- Records -
..........
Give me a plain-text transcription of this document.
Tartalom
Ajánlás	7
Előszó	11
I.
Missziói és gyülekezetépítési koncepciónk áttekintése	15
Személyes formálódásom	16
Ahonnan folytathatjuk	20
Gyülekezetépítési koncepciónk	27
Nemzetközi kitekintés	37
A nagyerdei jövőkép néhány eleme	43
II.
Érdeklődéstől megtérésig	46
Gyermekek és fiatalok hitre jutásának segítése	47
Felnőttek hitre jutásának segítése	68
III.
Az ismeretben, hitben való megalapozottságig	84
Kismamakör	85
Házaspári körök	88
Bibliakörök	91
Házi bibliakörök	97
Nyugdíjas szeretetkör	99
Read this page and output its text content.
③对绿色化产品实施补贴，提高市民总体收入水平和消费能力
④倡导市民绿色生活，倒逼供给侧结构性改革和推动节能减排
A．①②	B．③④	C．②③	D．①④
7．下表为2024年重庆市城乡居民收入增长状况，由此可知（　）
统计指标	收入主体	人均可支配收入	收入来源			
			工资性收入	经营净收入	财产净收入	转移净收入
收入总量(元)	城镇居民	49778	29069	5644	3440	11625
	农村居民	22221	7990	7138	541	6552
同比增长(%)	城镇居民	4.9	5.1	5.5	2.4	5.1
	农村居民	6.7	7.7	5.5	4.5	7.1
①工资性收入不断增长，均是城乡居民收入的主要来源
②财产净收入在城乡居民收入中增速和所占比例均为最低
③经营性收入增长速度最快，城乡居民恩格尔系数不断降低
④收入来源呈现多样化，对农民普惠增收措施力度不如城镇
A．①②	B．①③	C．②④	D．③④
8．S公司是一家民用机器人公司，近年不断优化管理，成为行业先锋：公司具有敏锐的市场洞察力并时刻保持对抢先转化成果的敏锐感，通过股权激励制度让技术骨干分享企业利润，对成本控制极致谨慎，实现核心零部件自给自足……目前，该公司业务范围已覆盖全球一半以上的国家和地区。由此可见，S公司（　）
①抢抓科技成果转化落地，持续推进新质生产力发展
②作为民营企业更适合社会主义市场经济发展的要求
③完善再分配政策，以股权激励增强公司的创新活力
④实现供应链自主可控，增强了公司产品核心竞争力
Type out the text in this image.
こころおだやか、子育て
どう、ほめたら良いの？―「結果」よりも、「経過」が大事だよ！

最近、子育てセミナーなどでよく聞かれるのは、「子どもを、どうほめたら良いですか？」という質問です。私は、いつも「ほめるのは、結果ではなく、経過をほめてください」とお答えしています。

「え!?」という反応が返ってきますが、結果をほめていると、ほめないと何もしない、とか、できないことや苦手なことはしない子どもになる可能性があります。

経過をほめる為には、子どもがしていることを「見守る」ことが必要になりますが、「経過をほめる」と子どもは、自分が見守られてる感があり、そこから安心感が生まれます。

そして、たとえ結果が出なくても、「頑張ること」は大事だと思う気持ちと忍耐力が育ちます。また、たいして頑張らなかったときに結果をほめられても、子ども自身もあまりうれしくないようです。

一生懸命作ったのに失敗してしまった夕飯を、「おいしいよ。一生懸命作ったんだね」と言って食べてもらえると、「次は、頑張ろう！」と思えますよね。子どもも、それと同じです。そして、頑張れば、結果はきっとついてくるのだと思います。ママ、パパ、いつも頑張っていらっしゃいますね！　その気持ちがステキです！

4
..........
- EXERCISE BRIEF -
List every line above that contains the word "jutásának".

- WRITTEN RESPONSE -
Gyermekek és fiatalok hitre jutásának segítése	47
Felnőttek hitre jutásának segítése	68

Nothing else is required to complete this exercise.